─── Items

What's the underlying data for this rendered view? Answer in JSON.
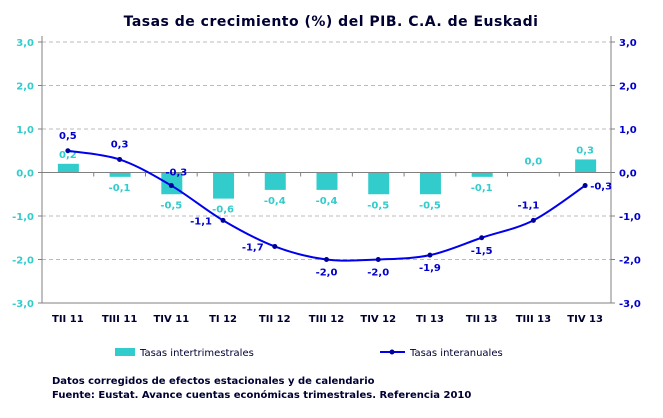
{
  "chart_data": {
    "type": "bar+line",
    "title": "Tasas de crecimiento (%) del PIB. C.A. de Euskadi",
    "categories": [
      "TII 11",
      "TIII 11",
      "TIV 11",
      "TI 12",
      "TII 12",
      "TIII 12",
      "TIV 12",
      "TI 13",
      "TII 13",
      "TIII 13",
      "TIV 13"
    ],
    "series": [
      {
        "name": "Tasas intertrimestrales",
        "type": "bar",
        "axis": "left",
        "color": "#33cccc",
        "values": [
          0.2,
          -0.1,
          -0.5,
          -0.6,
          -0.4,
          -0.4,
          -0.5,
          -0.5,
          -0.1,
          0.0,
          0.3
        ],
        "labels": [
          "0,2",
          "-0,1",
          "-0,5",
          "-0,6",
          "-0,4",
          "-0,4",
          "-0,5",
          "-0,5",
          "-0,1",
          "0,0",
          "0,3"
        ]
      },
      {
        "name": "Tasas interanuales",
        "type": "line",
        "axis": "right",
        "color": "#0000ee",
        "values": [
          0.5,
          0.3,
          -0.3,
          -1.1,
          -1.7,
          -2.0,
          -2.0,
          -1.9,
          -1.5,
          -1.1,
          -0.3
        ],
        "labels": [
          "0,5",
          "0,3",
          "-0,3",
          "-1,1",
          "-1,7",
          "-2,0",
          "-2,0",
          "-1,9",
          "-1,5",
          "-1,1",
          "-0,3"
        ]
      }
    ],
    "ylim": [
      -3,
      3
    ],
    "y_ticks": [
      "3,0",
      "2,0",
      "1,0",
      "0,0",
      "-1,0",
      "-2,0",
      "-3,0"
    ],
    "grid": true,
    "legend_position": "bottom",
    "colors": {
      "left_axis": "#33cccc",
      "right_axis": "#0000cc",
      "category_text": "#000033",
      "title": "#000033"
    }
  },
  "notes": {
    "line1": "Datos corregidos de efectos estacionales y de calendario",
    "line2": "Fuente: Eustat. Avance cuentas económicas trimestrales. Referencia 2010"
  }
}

──────

Problem statement » Exactly reproduce the entries above, minus the pictures.

Expected answer »
What's the underlying data for this rendered view? Answer in JSON.
{
  "chart_data": {
    "type": "bar+line",
    "title": "Tasas de crecimiento (%) del PIB. C.A. de Euskadi",
    "categories": [
      "TII 11",
      "TIII 11",
      "TIV 11",
      "TI 12",
      "TII 12",
      "TIII 12",
      "TIV 12",
      "TI 13",
      "TII 13",
      "TIII 13",
      "TIV 13"
    ],
    "series": [
      {
        "name": "Tasas intertrimestrales",
        "type": "bar",
        "axis": "left",
        "color": "#33cccc",
        "values": [
          0.2,
          -0.1,
          -0.5,
          -0.6,
          -0.4,
          -0.4,
          -0.5,
          -0.5,
          -0.1,
          0.0,
          0.3
        ],
        "labels": [
          "0,2",
          "-0,1",
          "-0,5",
          "-0,6",
          "-0,4",
          "-0,4",
          "-0,5",
          "-0,5",
          "-0,1",
          "0,0",
          "0,3"
        ]
      },
      {
        "name": "Tasas interanuales",
        "type": "line",
        "axis": "right",
        "color": "#0000ee",
        "values": [
          0.5,
          0.3,
          -0.3,
          -1.1,
          -1.7,
          -2.0,
          -2.0,
          -1.9,
          -1.5,
          -1.1,
          -0.3
        ],
        "labels": [
          "0,5",
          "0,3",
          "-0,3",
          "-1,1",
          "-1,7",
          "-2,0",
          "-2,0",
          "-1,9",
          "-1,5",
          "-1,1",
          "-0,3"
        ]
      }
    ],
    "ylim": [
      -3,
      3
    ],
    "y_ticks": [
      "3,0",
      "2,0",
      "1,0",
      "0,0",
      "-1,0",
      "-2,0",
      "-3,0"
    ],
    "grid": true,
    "legend_position": "bottom",
    "colors": {
      "left_axis": "#33cccc",
      "right_axis": "#0000cc",
      "category_text": "#000033",
      "title": "#000033"
    }
  },
  "notes": {
    "line1": "Datos corregidos de efectos estacionales y de calendario",
    "line2": "Fuente: Eustat. Avance cuentas económicas trimestrales. Referencia 2010"
  }
}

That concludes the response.